# Selected extract
Something happens when you drive north across the Mackinac Bridge into Michigan's Upper Peninsula, or UP as it's referred to in shorthand. The trees get a little denser, the service gets a little slower, and the backwoods drawls get a little thicker. It's almost as if you've entered a different state, and certainly a different state of mind.
In fact, the UP might never have been a part of Michigan. Back when Michigan was a territory hoping to become the nation's newest state, there was a border dispute over the so-called Toledo Strip; two early maps drew the southern boundary at different parallels. (Ohio had the better argument — it had been a US state with an established border since 1803.) Between 1835 and 1837, both Ohio and Michigan sent militias to the area to assert their claims. The Toledo Gazette sniffed that the Michigan militia was "composed of the lowest and most miserable dregs of the community ... low drunken frequenters of grog shops, who had been hired at a dollar a day," and events bore that out. The so-called "Toledo War" turned into a series of shoving matches and liquor-fueled brawls, but nobody was ever killed defending Toledo. Which seems right.
Finally, President Andrew Jackson brokered a deal. In exchange for ceding its claims to the Toledo Strip, Michigan was given statehood and three-quarters of the Upper Peninsula, which was then part of the Wisconsin Territory. On January 26, 1837, Michigan became the 26th state in the union.
But not everyone was, or is, happy about the deal. In 1978 a bill was introduced to the Michigan state legislature by Rep. Dominic Jacobetti making the Upper Peninsula its own state: Superior. Perhaps because of concern that Toledo might be forced back upon Michiganders, the bill failed.
Big Skier and Bigger Hill
It's hard to miss the large fiberglass skier in a very unstylish red coat, tan ski pants, and Roy Orbison sunglasses that marks the turnoff to Big Powderhorn Mountain northwest of Bessemer. His skis are barely as long as the bunny hill he stands on — can't somebody find him a more size -appropriate slope?
As a matter of fact, there is one, just up the road from Big Powderhorn Mountain. At 170 meters tall — that's 50 meters taller than a regulation Olympic ski jump — Copper Peak holds the record for the world's largest ski flying hill. Some have nicknamed it the "Eiffel Tower of the UP," though it is only half the height of the Paris landmark.
Ski flying competitions are held at Copper Peak in the winter, but unless you're an idiot with a death wish, you should only ascend the tower during the summer. To get to the top, ride the chairlift 36 stories from the base of the landing hill to the base of the tower, then take the elevator another 18 stories to the upper platform. If you want to go even higher — and at this point, why stop? — climb the steps alongside the jump for another eight stories to the tippy, tippy, tippy top. From here, you'll be able to see the far shore of Lake Superior 85 miles away. The ground below looks just as far.

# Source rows
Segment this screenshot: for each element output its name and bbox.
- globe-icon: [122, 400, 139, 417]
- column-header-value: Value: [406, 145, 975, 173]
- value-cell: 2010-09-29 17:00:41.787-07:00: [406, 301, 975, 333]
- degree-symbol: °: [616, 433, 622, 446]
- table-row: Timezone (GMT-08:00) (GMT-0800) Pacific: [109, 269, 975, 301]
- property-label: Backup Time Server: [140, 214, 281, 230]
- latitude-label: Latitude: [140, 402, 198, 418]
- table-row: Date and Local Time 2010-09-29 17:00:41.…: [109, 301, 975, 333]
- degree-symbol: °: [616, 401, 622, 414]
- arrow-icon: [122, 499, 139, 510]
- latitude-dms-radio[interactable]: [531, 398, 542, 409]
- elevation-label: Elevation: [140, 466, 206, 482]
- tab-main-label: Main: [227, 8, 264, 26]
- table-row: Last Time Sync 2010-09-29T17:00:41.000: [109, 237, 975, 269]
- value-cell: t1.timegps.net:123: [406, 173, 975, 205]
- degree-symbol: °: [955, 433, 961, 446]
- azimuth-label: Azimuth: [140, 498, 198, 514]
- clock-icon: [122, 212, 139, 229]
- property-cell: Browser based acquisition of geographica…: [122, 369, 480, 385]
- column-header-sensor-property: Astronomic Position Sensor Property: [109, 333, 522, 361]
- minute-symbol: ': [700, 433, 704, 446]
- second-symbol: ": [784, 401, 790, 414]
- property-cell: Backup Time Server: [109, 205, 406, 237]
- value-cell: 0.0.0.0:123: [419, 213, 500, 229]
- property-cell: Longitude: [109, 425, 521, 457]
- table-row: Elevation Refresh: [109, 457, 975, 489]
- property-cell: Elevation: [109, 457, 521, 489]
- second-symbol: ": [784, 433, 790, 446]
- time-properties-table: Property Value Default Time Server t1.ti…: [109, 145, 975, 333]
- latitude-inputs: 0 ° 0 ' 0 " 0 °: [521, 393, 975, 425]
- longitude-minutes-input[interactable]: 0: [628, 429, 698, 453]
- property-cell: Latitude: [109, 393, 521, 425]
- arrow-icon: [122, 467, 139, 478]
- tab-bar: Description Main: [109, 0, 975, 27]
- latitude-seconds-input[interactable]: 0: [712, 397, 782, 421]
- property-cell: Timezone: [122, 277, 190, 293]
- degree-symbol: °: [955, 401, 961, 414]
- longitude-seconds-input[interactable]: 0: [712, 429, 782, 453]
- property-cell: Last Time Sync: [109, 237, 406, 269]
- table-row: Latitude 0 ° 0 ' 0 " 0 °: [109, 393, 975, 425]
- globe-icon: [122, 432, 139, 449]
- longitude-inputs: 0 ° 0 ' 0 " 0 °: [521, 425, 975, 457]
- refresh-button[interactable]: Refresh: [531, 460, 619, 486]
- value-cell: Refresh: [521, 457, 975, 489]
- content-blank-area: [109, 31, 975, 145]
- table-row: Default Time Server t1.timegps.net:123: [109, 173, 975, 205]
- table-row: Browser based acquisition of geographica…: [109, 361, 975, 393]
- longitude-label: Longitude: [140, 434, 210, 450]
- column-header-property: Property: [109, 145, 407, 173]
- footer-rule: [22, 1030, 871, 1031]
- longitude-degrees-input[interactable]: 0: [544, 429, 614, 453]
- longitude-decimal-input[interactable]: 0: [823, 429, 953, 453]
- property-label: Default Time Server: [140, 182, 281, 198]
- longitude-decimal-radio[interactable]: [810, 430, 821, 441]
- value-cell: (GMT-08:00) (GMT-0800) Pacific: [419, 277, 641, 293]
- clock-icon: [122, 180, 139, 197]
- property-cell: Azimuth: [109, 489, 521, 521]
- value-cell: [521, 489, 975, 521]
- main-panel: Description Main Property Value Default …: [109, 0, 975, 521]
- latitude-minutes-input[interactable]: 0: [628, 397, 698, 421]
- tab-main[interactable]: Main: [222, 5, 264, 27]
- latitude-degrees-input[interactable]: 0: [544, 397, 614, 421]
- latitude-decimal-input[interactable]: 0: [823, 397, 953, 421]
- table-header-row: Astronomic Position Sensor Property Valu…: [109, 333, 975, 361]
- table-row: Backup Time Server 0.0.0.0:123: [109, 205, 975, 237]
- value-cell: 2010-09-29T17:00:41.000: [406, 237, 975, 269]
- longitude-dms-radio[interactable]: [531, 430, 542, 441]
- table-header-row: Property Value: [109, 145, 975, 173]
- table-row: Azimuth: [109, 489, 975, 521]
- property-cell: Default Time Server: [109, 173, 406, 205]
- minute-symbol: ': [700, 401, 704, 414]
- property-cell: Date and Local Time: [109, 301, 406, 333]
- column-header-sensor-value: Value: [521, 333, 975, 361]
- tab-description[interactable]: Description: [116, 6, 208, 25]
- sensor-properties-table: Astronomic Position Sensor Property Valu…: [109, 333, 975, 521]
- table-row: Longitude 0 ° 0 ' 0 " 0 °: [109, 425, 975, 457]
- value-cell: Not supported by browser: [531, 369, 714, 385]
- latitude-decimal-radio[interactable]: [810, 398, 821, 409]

# Task statement
Rename "chairlift" as "gondola" in the stretch of the Upper Peninsula passage from "Ski flying competitions" through "just as far.", and write that stretch out. The rows aren't needed here.

# Solution
Ski flying competitions are held at Copper Peak in the winter, but unless you're an idiot with a death wish, you should only ascend the tower during the summer. To get to the top, ride the gondola 36 stories from the base of the landing hill to the base of the tower, then take the elevator another 18 stories to the upper platform. If you want to go even higher — and at this point, why stop? — climb the steps alongside the jump for another eight stories to the tippy, tippy, tippy top. From here, you'll be able to see the far shore of Lake Superior 85 miles away. The ground below looks just as far.